[Figure data in JSON]
_ _ _

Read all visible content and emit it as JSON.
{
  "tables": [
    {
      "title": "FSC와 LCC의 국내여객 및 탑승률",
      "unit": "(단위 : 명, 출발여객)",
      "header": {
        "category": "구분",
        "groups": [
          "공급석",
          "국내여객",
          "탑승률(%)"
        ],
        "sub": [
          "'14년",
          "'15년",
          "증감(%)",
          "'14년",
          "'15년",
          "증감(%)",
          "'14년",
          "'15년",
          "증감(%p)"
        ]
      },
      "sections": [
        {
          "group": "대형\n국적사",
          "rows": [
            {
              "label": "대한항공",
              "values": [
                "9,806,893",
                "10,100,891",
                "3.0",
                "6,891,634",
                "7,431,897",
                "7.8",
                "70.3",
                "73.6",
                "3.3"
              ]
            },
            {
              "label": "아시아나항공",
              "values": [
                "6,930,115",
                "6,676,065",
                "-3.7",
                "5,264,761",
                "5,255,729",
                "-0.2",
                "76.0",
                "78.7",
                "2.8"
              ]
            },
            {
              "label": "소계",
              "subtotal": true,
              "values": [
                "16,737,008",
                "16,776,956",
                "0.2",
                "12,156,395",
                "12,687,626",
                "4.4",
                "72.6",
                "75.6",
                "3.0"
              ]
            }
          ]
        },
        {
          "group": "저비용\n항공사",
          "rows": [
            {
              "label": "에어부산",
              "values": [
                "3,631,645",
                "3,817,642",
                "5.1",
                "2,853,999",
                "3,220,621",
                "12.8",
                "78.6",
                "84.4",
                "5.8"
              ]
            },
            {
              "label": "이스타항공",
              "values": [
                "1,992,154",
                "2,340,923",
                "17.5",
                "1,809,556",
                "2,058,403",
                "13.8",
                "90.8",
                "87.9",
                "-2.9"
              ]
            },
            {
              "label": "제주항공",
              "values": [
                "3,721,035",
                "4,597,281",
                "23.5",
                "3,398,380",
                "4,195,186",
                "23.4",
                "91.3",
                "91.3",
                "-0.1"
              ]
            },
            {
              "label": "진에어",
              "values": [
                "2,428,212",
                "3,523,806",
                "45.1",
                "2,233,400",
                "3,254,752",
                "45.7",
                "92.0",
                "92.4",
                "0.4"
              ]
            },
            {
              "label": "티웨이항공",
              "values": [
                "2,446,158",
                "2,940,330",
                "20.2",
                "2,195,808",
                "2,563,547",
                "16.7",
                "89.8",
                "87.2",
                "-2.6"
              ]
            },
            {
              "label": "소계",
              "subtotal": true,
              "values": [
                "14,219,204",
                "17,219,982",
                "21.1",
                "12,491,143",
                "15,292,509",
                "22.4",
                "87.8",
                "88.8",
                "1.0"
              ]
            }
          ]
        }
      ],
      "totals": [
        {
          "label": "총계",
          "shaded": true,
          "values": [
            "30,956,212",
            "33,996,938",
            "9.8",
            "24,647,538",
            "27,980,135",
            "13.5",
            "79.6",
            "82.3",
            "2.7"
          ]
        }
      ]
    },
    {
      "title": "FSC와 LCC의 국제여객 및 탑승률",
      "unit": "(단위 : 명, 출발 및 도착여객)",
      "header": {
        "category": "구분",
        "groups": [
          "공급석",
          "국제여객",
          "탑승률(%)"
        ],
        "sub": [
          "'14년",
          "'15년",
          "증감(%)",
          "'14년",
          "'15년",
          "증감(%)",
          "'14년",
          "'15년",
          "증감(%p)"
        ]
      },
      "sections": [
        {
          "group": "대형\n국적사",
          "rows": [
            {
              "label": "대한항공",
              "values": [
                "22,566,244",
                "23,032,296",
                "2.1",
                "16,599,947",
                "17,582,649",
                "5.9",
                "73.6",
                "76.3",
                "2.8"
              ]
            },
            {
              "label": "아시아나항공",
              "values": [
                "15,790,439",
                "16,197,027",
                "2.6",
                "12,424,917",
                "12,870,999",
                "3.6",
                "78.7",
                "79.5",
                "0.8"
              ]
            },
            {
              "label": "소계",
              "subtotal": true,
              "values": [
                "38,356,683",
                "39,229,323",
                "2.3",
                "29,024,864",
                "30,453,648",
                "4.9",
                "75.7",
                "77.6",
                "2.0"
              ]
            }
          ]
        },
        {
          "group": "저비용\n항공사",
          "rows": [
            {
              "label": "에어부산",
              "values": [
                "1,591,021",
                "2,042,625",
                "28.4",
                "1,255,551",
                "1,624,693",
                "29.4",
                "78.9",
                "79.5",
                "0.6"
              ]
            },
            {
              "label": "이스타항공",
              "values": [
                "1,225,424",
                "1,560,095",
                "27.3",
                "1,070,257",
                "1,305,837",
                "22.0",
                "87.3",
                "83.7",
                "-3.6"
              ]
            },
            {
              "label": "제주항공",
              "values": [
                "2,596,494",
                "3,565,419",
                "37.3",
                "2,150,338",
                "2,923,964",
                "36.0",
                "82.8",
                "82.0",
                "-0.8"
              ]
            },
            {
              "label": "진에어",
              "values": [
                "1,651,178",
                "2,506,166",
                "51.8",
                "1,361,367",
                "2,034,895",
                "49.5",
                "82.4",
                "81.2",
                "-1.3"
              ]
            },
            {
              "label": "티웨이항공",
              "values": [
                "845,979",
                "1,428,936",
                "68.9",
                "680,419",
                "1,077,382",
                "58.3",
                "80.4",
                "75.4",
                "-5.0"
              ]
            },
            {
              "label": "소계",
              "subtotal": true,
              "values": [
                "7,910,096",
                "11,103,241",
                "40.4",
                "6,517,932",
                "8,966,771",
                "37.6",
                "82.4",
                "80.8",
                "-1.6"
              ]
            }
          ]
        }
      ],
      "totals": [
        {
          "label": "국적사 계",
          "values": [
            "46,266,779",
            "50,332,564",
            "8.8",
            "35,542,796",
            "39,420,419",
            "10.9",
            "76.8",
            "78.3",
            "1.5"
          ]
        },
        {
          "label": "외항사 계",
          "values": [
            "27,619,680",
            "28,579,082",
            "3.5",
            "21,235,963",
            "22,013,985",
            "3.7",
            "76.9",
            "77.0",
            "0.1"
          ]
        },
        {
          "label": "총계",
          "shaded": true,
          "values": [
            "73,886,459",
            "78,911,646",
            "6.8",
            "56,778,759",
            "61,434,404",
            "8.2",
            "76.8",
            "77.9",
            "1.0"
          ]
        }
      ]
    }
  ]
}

_ _ _

▸ **The problem**: Give only the number of lines in the data that hold the string "FSC와".

▸ **Written answer**: 2